TASK STATEMENT
Gather up the lines with the word "heures" in them.

— Start ENTRIES SHOWN —

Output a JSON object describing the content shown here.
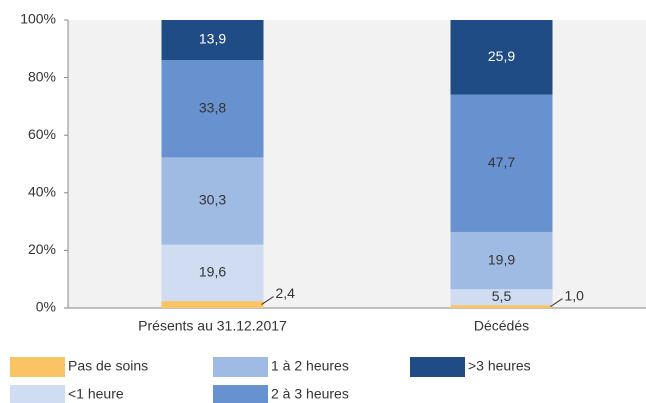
{
  "chart_data": {
    "type": "stacked_bar",
    "categories": [
      "Présents au 31.12.2017",
      "Décédés"
    ],
    "series": [
      {
        "name": "Pas de soins",
        "color": "#f9c464",
        "values": [
          2.4,
          1.0
        ],
        "value_labels": [
          "2,4",
          "1,0"
        ]
      },
      {
        "name": "<1 heure",
        "color": "#cfdcf2",
        "values": [
          19.6,
          5.5
        ],
        "value_labels": [
          "19,6",
          "5,5"
        ]
      },
      {
        "name": "1 à 2 heures",
        "color": "#a0bbe3",
        "values": [
          30.3,
          19.9
        ],
        "value_labels": [
          "30,3",
          "19,9"
        ]
      },
      {
        "name": "2 à 3 heures",
        "color": "#6892cf",
        "values": [
          33.8,
          47.7
        ],
        "value_labels": [
          "33,8",
          "47,7"
        ]
      },
      {
        "name": ">3 heures",
        "color": "#1f4c85",
        "values": [
          13.9,
          25.9
        ],
        "value_labels": [
          "13,9",
          "25,9"
        ]
      }
    ],
    "ylim": [
      0,
      100
    ],
    "yticks": [
      {
        "value": 0,
        "label": "0%"
      },
      {
        "value": 20,
        "label": "20%"
      },
      {
        "value": 40,
        "label": "40%"
      },
      {
        "value": 60,
        "label": "60%"
      },
      {
        "value": 80,
        "label": "80%"
      },
      {
        "value": 100,
        "label": "100%"
      }
    ],
    "grid": false,
    "legend": "bottom"
  }
}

— End ENTRIES SHOWN —

EXERCISE RESULT
        "name": "1 à 2 heures",
        "name": "2 à 3 heures",
        "name": ">3 heures",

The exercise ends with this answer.